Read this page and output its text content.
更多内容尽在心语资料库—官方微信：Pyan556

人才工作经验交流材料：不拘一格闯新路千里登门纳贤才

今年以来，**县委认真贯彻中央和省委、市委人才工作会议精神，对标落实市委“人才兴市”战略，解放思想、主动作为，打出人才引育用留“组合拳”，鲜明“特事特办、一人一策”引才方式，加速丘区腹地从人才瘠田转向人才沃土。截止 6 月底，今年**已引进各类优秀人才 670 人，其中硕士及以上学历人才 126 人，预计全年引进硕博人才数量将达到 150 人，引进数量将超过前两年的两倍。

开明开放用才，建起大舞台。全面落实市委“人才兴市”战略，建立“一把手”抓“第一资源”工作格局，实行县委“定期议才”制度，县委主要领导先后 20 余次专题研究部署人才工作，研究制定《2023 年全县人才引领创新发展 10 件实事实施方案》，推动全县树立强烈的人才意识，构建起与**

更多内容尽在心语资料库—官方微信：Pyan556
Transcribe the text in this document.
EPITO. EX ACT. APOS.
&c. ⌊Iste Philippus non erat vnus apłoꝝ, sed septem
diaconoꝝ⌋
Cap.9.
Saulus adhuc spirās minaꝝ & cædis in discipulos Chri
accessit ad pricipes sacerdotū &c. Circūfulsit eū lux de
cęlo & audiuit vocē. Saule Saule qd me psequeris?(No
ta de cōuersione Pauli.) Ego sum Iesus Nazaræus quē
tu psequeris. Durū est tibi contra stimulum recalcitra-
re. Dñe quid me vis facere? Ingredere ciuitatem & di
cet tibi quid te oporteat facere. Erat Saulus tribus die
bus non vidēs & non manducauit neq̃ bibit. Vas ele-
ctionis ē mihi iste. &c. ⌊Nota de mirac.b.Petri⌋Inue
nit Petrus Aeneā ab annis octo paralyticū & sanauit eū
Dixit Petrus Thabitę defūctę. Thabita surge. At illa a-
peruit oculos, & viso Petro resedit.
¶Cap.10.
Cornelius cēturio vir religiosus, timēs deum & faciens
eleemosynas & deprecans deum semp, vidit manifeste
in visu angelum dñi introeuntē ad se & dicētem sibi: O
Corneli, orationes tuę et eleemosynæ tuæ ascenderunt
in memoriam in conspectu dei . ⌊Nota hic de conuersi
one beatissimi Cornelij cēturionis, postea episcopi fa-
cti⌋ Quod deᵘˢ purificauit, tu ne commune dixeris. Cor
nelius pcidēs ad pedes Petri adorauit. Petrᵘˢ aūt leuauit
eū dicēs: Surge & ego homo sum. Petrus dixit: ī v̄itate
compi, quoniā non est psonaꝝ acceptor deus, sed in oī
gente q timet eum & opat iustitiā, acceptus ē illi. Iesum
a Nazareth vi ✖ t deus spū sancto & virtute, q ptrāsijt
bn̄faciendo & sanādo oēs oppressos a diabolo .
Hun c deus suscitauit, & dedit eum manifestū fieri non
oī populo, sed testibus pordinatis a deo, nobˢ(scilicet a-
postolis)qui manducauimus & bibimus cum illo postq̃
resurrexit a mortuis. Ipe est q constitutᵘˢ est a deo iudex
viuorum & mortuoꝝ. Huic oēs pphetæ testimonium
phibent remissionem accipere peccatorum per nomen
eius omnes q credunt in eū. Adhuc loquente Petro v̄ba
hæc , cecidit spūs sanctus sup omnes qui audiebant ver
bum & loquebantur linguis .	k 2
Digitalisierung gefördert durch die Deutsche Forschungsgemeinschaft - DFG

TASK DETAILS: Extract the listing in its entirety and repeat it exactly.

WRITTEN RESPONSE:
Read this page and output its text content.
更多内容尽在心语资料库—官方微信：Pyan556

人才工作经验交流材料：不拘一格闯新路千里登门纳贤才

今年以来，**县委认真贯彻中央和省委、市委人才工作会议精神，对标落实市委“人才兴市”战略，解放思想、主动作为，打出人才引育用留“组合拳”，鲜明“特事特办、一人一策”引才方式，加速丘区腹地从人才瘠田转向人才沃土。截止 6 月底，今年**已引进各类优秀人才 670 人，其中硕士及以上学历人才 126 人，预计全年引进硕博人才数量将达到 150 人，引进数量将超过前两年的两倍。

开明开放用才，建起大舞台。全面落实市委“人才兴市”战略，建立“一把手”抓“第一资源”工作格局，实行县委“定期议才”制度，县委主要领导先后 20 余次专题研究部署人才工作，研究制定《2023 年全县人才引领创新发展 10 件实事实施方案》，推动全县树立强烈的人才意识，构建起与**

更多内容尽在心语资料库—官方微信：Pyan556
Transcribe the text in this document.
EPITO. EX ACT. APOS.
&c. ⌊Iste Philippus non erat vnus apłoꝝ, sed septem
diaconoꝝ⌋
Cap.9.
Saulus adhuc spirās minaꝝ & cædis in discipulos Chri
accessit ad pricipes sacerdotū &c. Circūfulsit eū lux de
cęlo & audiuit vocē. Saule Saule qd me psequeris?(No
ta de cōuersione Pauli.) Ego sum Iesus Nazaræus quē
tu psequeris. Durū est tibi contra stimulum recalcitra-
re. Dñe quid me vis facere? Ingredere ciuitatem & di
cet tibi quid te oporteat facere. Erat Saulus tribus die
bus non vidēs & non manducauit neq̃ bibit. Vas ele-
ctionis ē mihi iste. &c. ⌊Nota de mirac.b.Petri⌋Inue
nit Petrus Aeneā ab annis octo paralyticū & sanauit eū
Dixit Petrus Thabitę defūctę. Thabita surge. At illa a-
peruit oculos, & viso Petro resedit.
¶Cap.10.
Cornelius cēturio vir religiosus, timēs deum & faciens
eleemosynas & deprecans deum semp, vidit manifeste
in visu angelum dñi introeuntē ad se & dicētem sibi: O
Corneli, orationes tuę et eleemosynæ tuæ ascenderunt
in memoriam in conspectu dei . ⌊Nota hic de conuersi
one beatissimi Cornelij cēturionis, postea episcopi fa-
cti⌋ Quod deᵘˢ purificauit, tu ne commune dixeris. Cor
nelius pcidēs ad pedes Petri adorauit. Petrᵘˢ aūt leuauit
eū dicēs: Surge & ego homo sum. Petrus dixit: ī v̄itate
compi, quoniā non est psonaꝝ acceptor deus, sed in oī
gente q timet eum & opat iustitiā, acceptus ē illi. Iesum
a Nazareth vi ✖ t deus spū sancto & virtute, q ptrāsijt
bn̄faciendo & sanādo oēs oppressos a diabolo .
Hun c deus suscitauit, & dedit eum manifestū fieri non
oī populo, sed testibus pordinatis a deo, nobˢ(scilicet a-
postolis)qui manducauimus & bibimus cum illo postq̃
resurrexit a mortuis. Ipe est q constitutᵘˢ est a deo iudex
viuorum & mortuoꝝ. Huic oēs pphetæ testimonium
phibent remissionem accipere peccatorum per nomen
eius omnes q credunt in eū. Adhuc loquente Petro v̄ba
hæc , cecidit spūs sanctus sup omnes qui audiebant ver
bum & loquebantur linguis .	k 2
Digitalisierung gefördert durch die Deutsche Forschungsgemeinschaft - DFG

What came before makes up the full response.